------ EXERCISE MATERIAL
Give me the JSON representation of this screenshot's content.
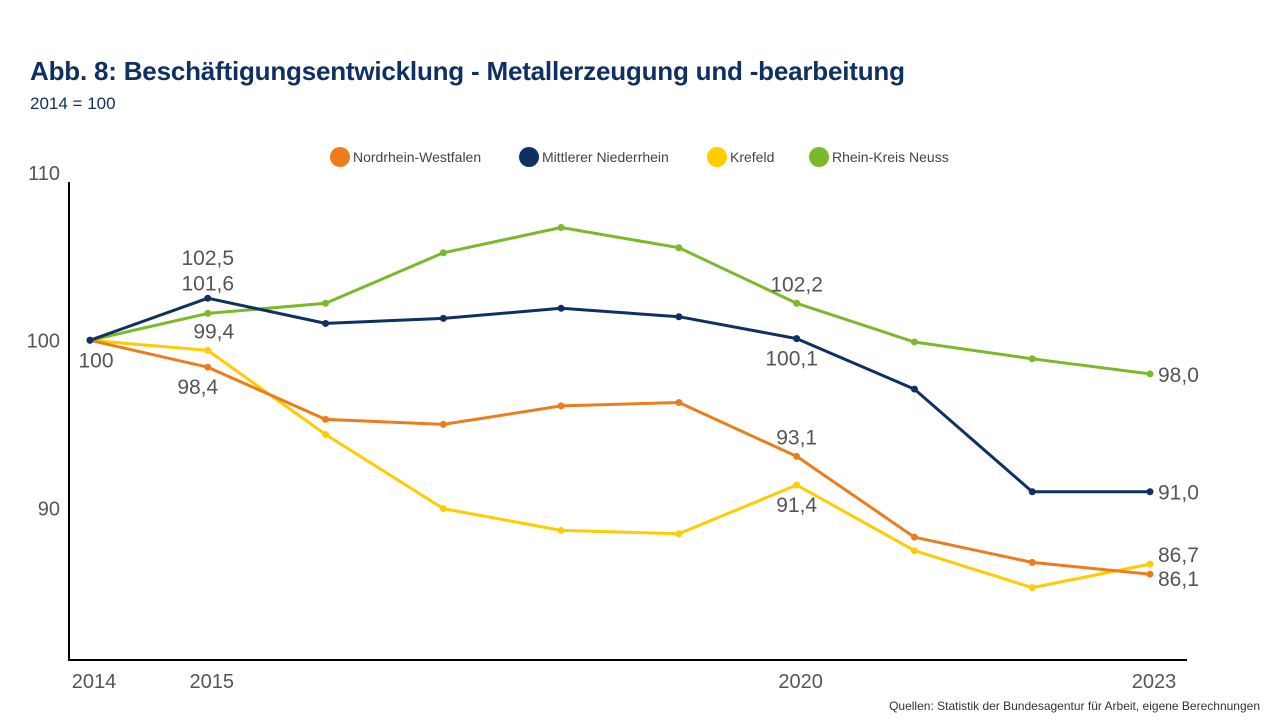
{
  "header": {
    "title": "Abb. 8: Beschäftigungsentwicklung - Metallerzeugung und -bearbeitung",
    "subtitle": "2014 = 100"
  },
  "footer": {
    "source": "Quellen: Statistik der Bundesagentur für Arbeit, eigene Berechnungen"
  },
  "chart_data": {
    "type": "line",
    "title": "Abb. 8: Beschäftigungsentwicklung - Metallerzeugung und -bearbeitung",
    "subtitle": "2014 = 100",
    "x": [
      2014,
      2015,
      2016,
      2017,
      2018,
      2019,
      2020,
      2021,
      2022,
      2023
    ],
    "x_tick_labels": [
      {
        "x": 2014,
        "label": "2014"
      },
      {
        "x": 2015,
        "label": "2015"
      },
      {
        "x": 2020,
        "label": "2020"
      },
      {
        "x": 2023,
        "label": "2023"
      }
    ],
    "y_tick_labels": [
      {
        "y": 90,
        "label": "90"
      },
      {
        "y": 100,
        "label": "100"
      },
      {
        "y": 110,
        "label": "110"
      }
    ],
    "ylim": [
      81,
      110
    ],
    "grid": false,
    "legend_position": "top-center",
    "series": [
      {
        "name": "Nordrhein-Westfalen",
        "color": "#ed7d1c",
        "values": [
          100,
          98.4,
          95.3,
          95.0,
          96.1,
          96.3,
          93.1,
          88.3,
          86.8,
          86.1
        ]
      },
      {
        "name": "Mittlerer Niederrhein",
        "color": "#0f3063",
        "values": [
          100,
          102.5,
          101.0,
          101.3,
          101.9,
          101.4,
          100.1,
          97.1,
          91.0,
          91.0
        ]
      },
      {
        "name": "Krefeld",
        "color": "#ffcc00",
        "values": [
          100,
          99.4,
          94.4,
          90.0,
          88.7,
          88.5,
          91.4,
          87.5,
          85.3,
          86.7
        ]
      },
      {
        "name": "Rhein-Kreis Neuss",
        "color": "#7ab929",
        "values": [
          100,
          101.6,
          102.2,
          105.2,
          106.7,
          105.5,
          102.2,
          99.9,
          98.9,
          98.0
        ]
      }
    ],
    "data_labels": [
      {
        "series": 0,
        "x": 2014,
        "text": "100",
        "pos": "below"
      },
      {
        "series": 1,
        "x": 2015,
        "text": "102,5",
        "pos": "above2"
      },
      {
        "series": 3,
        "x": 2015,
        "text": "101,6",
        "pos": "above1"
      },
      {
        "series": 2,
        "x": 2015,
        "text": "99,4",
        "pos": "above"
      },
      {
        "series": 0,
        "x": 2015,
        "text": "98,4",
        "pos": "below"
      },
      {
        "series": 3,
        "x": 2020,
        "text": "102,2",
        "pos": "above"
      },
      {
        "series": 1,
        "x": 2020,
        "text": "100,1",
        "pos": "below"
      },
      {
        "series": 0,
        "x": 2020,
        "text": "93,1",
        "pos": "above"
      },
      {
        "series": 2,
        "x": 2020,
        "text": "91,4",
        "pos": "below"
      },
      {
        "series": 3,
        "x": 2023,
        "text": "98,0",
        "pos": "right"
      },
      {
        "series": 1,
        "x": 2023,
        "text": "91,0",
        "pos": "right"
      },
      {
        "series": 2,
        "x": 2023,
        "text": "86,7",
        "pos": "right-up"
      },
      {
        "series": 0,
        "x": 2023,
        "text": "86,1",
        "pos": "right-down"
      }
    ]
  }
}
------------
EXERCISE TASK:
Each line of the material must be retyped exactly, except that images are omitted.

FINISHED TASK:
Give me the JSON representation of this screenshot's content.
{
  "header": {
    "title": "Abb. 8: Beschäftigungsentwicklung - Metallerzeugung und -bearbeitung",
    "subtitle": "2014 = 100"
  },
  "footer": {
    "source": "Quellen: Statistik der Bundesagentur für Arbeit, eigene Berechnungen"
  },
  "chart_data": {
    "type": "line",
    "title": "Abb. 8: Beschäftigungsentwicklung - Metallerzeugung und -bearbeitung",
    "subtitle": "2014 = 100",
    "x": [
      2014,
      2015,
      2016,
      2017,
      2018,
      2019,
      2020,
      2021,
      2022,
      2023
    ],
    "x_tick_labels": [
      {
        "x": 2014,
        "label": "2014"
      },
      {
        "x": 2015,
        "label": "2015"
      },
      {
        "x": 2020,
        "label": "2020"
      },
      {
        "x": 2023,
        "label": "2023"
      }
    ],
    "y_tick_labels": [
      {
        "y": 90,
        "label": "90"
      },
      {
        "y": 100,
        "label": "100"
      },
      {
        "y": 110,
        "label": "110"
      }
    ],
    "ylim": [
      81,
      110
    ],
    "grid": false,
    "legend_position": "top-center",
    "series": [
      {
        "name": "Nordrhein-Westfalen",
        "color": "#ed7d1c",
        "values": [
          100,
          98.4,
          95.3,
          95.0,
          96.1,
          96.3,
          93.1,
          88.3,
          86.8,
          86.1
        ]
      },
      {
        "name": "Mittlerer Niederrhein",
        "color": "#0f3063",
        "values": [
          100,
          102.5,
          101.0,
          101.3,
          101.9,
          101.4,
          100.1,
          97.1,
          91.0,
          91.0
        ]
      },
      {
        "name": "Krefeld",
        "color": "#ffcc00",
        "values": [
          100,
          99.4,
          94.4,
          90.0,
          88.7,
          88.5,
          91.4,
          87.5,
          85.3,
          86.7
        ]
      },
      {
        "name": "Rhein-Kreis Neuss",
        "color": "#7ab929",
        "values": [
          100,
          101.6,
          102.2,
          105.2,
          106.7,
          105.5,
          102.2,
          99.9,
          98.9,
          98.0
        ]
      }
    ],
    "data_labels": [
      {
        "series": 0,
        "x": 2014,
        "text": "100",
        "pos": "below"
      },
      {
        "series": 1,
        "x": 2015,
        "text": "102,5",
        "pos": "above2"
      },
      {
        "series": 3,
        "x": 2015,
        "text": "101,6",
        "pos": "above1"
      },
      {
        "series": 2,
        "x": 2015,
        "text": "99,4",
        "pos": "above"
      },
      {
        "series": 0,
        "x": 2015,
        "text": "98,4",
        "pos": "below"
      },
      {
        "series": 3,
        "x": 2020,
        "text": "102,2",
        "pos": "above"
      },
      {
        "series": 1,
        "x": 2020,
        "text": "100,1",
        "pos": "below"
      },
      {
        "series": 0,
        "x": 2020,
        "text": "93,1",
        "pos": "above"
      },
      {
        "series": 2,
        "x": 2020,
        "text": "91,4",
        "pos": "below"
      },
      {
        "series": 3,
        "x": 2023,
        "text": "98,0",
        "pos": "right"
      },
      {
        "series": 1,
        "x": 2023,
        "text": "91,0",
        "pos": "right"
      },
      {
        "series": 2,
        "x": 2023,
        "text": "86,7",
        "pos": "right-up"
      },
      {
        "series": 0,
        "x": 2023,
        "text": "86,1",
        "pos": "right-down"
      }
    ]
  }
}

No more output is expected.